(Records excerpted from a collection)
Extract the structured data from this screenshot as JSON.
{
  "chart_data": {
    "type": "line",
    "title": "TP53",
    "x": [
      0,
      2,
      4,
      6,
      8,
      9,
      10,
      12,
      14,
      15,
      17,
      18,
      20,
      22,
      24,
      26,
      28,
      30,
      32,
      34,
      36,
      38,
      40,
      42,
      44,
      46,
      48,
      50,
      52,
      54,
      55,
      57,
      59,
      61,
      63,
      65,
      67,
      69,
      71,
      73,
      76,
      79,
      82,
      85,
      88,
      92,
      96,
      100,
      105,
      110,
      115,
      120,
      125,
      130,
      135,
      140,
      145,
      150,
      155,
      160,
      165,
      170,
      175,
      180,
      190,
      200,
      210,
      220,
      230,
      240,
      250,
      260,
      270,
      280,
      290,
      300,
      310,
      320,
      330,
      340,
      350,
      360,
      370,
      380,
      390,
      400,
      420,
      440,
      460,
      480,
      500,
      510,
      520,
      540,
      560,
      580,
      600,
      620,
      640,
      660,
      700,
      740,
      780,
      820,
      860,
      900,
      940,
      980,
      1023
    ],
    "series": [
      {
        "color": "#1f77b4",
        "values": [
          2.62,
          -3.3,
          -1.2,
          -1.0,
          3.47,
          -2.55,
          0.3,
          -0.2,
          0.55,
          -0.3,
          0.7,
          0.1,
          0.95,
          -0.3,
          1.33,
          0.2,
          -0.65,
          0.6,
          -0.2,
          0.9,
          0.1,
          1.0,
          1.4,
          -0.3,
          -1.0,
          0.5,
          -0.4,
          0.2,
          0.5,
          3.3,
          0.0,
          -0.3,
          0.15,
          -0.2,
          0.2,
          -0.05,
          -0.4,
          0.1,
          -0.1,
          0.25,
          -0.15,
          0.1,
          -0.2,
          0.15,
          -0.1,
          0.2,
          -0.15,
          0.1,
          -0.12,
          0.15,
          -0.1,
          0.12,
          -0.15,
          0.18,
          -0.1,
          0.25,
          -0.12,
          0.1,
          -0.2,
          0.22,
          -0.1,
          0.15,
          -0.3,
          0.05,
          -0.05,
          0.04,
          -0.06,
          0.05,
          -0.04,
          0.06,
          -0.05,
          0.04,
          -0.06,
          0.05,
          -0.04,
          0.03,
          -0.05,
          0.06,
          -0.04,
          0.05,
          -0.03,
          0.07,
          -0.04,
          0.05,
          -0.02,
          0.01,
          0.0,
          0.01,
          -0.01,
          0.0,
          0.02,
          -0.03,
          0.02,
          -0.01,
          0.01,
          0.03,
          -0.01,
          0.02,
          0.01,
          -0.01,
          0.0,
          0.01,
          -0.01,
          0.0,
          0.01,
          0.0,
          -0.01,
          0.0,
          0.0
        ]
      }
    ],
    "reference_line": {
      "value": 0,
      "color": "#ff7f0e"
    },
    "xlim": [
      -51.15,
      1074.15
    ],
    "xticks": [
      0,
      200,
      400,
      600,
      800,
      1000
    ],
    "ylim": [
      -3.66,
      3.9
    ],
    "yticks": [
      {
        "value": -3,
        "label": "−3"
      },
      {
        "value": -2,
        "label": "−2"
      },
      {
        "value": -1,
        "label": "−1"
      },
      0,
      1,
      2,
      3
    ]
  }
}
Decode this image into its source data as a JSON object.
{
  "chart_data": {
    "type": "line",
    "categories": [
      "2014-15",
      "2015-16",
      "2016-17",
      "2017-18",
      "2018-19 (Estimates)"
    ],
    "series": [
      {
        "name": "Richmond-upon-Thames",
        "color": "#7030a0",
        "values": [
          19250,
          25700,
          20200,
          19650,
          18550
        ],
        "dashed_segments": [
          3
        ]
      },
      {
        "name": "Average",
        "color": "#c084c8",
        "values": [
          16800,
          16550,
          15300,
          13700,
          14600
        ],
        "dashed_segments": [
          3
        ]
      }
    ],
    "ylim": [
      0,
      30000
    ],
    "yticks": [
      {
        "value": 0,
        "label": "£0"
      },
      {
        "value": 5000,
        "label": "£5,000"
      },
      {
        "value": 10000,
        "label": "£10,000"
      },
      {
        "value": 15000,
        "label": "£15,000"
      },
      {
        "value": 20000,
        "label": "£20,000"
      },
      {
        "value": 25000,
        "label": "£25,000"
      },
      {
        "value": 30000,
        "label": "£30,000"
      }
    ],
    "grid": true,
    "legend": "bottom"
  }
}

▸ **The request**
Search the entries for the string "JSON" and collect each line that has it.

▸ **Output**
Extract the structured data from this screenshot as JSON.
Decode this image into its source data as a JSON object.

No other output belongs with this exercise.